Your task
Write out each line of the material again, word for word.

── Material for this exercise

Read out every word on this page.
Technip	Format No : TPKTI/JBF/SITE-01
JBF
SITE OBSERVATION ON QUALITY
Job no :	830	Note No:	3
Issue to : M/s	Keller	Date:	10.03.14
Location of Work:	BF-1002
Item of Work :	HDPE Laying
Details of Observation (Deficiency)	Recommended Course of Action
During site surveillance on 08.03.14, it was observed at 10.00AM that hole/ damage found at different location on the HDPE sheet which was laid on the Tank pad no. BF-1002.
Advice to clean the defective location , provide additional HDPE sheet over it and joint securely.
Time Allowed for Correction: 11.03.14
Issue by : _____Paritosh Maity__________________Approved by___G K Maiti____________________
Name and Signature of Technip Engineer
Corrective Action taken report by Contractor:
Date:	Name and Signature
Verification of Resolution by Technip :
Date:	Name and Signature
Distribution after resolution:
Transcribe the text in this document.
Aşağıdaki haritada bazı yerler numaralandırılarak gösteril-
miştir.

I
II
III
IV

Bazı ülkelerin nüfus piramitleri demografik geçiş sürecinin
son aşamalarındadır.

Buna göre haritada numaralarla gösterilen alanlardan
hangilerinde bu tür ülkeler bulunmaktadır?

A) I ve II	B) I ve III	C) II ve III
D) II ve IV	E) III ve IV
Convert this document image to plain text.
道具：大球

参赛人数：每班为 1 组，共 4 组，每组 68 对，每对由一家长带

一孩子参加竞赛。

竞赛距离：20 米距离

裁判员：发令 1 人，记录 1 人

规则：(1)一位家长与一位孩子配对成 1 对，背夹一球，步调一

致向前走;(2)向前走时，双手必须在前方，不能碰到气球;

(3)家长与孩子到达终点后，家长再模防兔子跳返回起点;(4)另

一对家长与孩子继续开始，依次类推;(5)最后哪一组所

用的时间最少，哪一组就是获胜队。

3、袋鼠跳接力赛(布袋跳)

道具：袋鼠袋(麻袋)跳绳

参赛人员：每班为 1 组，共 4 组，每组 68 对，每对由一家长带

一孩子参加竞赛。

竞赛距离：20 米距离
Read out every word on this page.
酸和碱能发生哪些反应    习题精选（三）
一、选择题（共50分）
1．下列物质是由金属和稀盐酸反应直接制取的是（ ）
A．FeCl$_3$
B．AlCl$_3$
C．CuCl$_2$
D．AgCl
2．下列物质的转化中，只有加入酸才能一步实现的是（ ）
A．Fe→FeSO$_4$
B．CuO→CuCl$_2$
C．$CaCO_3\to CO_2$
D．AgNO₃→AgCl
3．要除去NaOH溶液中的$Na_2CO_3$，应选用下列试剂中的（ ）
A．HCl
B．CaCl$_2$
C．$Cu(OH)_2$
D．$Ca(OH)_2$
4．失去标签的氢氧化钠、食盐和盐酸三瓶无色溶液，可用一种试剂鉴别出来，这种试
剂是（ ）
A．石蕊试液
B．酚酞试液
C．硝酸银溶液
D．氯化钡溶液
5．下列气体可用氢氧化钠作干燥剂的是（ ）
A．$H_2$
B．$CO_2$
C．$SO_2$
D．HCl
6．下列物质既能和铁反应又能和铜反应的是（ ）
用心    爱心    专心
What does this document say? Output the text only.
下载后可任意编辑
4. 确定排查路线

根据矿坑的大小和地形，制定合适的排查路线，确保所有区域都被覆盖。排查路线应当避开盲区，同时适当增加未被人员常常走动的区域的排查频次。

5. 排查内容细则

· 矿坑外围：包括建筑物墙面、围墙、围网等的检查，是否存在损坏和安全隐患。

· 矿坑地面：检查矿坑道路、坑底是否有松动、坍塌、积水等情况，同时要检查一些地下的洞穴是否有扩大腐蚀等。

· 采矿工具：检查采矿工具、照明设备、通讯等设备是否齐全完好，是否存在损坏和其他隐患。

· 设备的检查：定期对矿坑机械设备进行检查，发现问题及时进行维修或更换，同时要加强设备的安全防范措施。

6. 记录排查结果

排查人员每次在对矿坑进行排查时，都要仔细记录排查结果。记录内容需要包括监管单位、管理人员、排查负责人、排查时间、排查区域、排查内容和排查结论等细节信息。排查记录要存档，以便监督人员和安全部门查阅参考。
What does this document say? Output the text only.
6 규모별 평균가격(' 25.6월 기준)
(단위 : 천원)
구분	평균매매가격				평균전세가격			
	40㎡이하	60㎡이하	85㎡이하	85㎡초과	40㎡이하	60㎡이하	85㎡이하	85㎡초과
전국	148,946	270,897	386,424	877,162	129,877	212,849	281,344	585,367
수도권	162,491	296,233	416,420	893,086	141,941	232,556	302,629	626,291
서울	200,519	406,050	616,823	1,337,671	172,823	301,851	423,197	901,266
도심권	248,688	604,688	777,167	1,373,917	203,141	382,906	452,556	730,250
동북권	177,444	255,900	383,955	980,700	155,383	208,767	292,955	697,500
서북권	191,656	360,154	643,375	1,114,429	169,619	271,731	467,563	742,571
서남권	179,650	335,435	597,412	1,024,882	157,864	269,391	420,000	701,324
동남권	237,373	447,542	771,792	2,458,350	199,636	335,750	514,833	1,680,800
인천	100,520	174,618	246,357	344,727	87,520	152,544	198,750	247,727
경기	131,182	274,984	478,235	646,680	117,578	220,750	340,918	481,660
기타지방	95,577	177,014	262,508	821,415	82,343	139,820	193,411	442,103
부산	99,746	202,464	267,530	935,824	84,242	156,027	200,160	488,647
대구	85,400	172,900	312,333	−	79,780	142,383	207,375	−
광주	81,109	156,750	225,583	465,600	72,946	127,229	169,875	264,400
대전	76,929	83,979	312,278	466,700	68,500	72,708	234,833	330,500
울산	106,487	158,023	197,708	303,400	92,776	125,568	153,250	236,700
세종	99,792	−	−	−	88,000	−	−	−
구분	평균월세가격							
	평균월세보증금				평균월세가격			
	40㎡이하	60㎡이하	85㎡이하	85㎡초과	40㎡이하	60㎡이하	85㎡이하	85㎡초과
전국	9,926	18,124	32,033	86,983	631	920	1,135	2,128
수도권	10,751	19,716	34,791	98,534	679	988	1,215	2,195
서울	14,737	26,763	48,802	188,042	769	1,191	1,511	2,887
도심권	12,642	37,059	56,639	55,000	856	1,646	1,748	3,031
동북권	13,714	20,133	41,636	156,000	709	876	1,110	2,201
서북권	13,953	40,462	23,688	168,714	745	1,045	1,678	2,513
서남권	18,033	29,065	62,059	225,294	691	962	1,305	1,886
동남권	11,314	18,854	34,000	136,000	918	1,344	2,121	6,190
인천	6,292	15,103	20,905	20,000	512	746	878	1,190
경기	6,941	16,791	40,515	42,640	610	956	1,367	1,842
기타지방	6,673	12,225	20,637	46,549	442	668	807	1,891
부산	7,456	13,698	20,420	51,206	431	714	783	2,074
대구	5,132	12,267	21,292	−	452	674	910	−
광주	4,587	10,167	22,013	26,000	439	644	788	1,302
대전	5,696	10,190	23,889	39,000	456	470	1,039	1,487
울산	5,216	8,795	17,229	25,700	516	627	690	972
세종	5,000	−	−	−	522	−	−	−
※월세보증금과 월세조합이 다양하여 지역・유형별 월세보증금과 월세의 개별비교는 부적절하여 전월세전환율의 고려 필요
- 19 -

────

Written answer
Read out every word on this page.
Technip	Format No : TPKTI/JBF/SITE-01
JBF
SITE OBSERVATION ON QUALITY
Job no :	830	Note No:	3
Issue to : M/s	Keller	Date:	10.03.14
Location of Work:	BF-1002
Item of Work :	HDPE Laying
Details of Observation (Deficiency)	Recommended Course of Action
During site surveillance on 08.03.14, it was observed at 10.00AM that hole/ damage found at different location on the HDPE sheet which was laid on the Tank pad no. BF-1002.
Advice to clean the defective location , provide additional HDPE sheet over it and joint securely.
Time Allowed for Correction: 11.03.14
Issue by : _____Paritosh Maity__________________Approved by___G K Maiti____________________
Name and Signature of Technip Engineer
Corrective Action taken report by Contractor:
Date:	Name and Signature
Verification of Resolution by Technip :
Date:	Name and Signature
Distribution after resolution:
Transcribe the text in this document.
Aşağıdaki haritada bazı yerler numaralandırılarak gösteril-
miştir.

I
II
III
IV

Bazı ülkelerin nüfus piramitleri demografik geçiş sürecinin
son aşamalarındadır.

Buna göre haritada numaralarla gösterilen alanlardan
hangilerinde bu tür ülkeler bulunmaktadır?

A) I ve II	B) I ve III	C) II ve III
D) II ve IV	E) III ve IV
Convert this document image to plain text.
道具：大球

参赛人数：每班为 1 组，共 4 组，每组 68 对，每对由一家长带

一孩子参加竞赛。

竞赛距离：20 米距离

裁判员：发令 1 人，记录 1 人

规则：(1)一位家长与一位孩子配对成 1 对，背夹一球，步调一

致向前走;(2)向前走时，双手必须在前方，不能碰到气球;

(3)家长与孩子到达终点后，家长再模防兔子跳返回起点;(4)另

一对家长与孩子继续开始，依次类推;(5)最后哪一组所

用的时间最少，哪一组就是获胜队。

3、袋鼠跳接力赛(布袋跳)

道具：袋鼠袋(麻袋)跳绳

参赛人员：每班为 1 组，共 4 组，每组 68 对，每对由一家长带

一孩子参加竞赛。

竞赛距离：20 米距离
Read out every word on this page.
酸和碱能发生哪些反应    习题精选（三）
一、选择题（共50分）
1．下列物质是由金属和稀盐酸反应直接制取的是（ ）
A．FeCl$_3$
B．AlCl$_3$
C．CuCl$_2$
D．AgCl
2．下列物质的转化中，只有加入酸才能一步实现的是（ ）
A．Fe→FeSO$_4$
B．CuO→CuCl$_2$
C．$CaCO_3\to CO_2$
D．AgNO₃→AgCl
3．要除去NaOH溶液中的$Na_2CO_3$，应选用下列试剂中的（ ）
A．HCl
B．CaCl$_2$
C．$Cu(OH)_2$
D．$Ca(OH)_2$
4．失去标签的氢氧化钠、食盐和盐酸三瓶无色溶液，可用一种试剂鉴别出来，这种试
剂是（ ）
A．石蕊试液
B．酚酞试液
C．硝酸银溶液
D．氯化钡溶液
5．下列气体可用氢氧化钠作干燥剂的是（ ）
A．$H_2$
B．$CO_2$
C．$SO_2$
D．HCl
6．下列物质既能和铁反应又能和铜反应的是（ ）
用心    爱心    专心
What does this document say? Output the text only.
下载后可任意编辑
4. 确定排查路线

根据矿坑的大小和地形，制定合适的排查路线，确保所有区域都被覆盖。排查路线应当避开盲区，同时适当增加未被人员常常走动的区域的排查频次。

5. 排查内容细则

· 矿坑外围：包括建筑物墙面、围墙、围网等的检查，是否存在损坏和安全隐患。

· 矿坑地面：检查矿坑道路、坑底是否有松动、坍塌、积水等情况，同时要检查一些地下的洞穴是否有扩大腐蚀等。

· 采矿工具：检查采矿工具、照明设备、通讯等设备是否齐全完好，是否存在损坏和其他隐患。

· 设备的检查：定期对矿坑机械设备进行检查，发现问题及时进行维修或更换，同时要加强设备的安全防范措施。

6. 记录排查结果

排查人员每次在对矿坑进行排查时，都要仔细记录排查结果。记录内容需要包括监管单位、管理人员、排查负责人、排查时间、排查区域、排查内容和排查结论等细节信息。排查记录要存档，以便监督人员和安全部门查阅参考。
What does this document say? Output the text only.
6 규모별 평균가격(' 25.6월 기준)
(단위 : 천원)
구분	평균매매가격				평균전세가격			
	40㎡이하	60㎡이하	85㎡이하	85㎡초과	40㎡이하	60㎡이하	85㎡이하	85㎡초과
전국	148,946	270,897	386,424	877,162	129,877	212,849	281,344	585,367
수도권	162,491	296,233	416,420	893,086	141,941	232,556	302,629	626,291
서울	200,519	406,050	616,823	1,337,671	172,823	301,851	423,197	901,266
도심권	248,688	604,688	777,167	1,373,917	203,141	382,906	452,556	730,250
동북권	177,444	255,900	383,955	980,700	155,383	208,767	292,955	697,500
서북권	191,656	360,154	643,375	1,114,429	169,619	271,731	467,563	742,571
서남권	179,650	335,435	597,412	1,024,882	157,864	269,391	420,000	701,324
동남권	237,373	447,542	771,792	2,458,350	199,636	335,750	514,833	1,680,800
인천	100,520	174,618	246,357	344,727	87,520	152,544	198,750	247,727
경기	131,182	274,984	478,235	646,680	117,578	220,750	340,918	481,660
기타지방	95,577	177,014	262,508	821,415	82,343	139,820	193,411	442,103
부산	99,746	202,464	267,530	935,824	84,242	156,027	200,160	488,647
대구	85,400	172,900	312,333	−	79,780	142,383	207,375	−
광주	81,109	156,750	225,583	465,600	72,946	127,229	169,875	264,400
대전	76,929	83,979	312,278	466,700	68,500	72,708	234,833	330,500
울산	106,487	158,023	197,708	303,400	92,776	125,568	153,250	236,700
세종	99,792	−	−	−	88,000	−	−	−
구분	평균월세가격							
	평균월세보증금				평균월세가격			
	40㎡이하	60㎡이하	85㎡이하	85㎡초과	40㎡이하	60㎡이하	85㎡이하	85㎡초과
전국	9,926	18,124	32,033	86,983	631	920	1,135	2,128
수도권	10,751	19,716	34,791	98,534	679	988	1,215	2,195
서울	14,737	26,763	48,802	188,042	769	1,191	1,511	2,887
도심권	12,642	37,059	56,639	55,000	856	1,646	1,748	3,031
동북권	13,714	20,133	41,636	156,000	709	876	1,110	2,201
서북권	13,953	40,462	23,688	168,714	745	1,045	1,678	2,513
서남권	18,033	29,065	62,059	225,294	691	962	1,305	1,886
동남권	11,314	18,854	34,000	136,000	918	1,344	2,121	6,190
인천	6,292	15,103	20,905	20,000	512	746	878	1,190
경기	6,941	16,791	40,515	42,640	610	956	1,367	1,842
기타지방	6,673	12,225	20,637	46,549	442	668	807	1,891
부산	7,456	13,698	20,420	51,206	431	714	783	2,074
대구	5,132	12,267	21,292	−	452	674	910	−
광주	4,587	10,167	22,013	26,000	439	644	788	1,302
대전	5,696	10,190	23,889	39,000	456	470	1,039	1,487
울산	5,216	8,795	17,229	25,700	516	627	690	972
세종	5,000	−	−	−	522	−	−	−
※월세보증금과 월세조합이 다양하여 지역・유형별 월세보증금과 월세의 개별비교는 부적절하여 전월세전환율의 고려 필요
- 19 -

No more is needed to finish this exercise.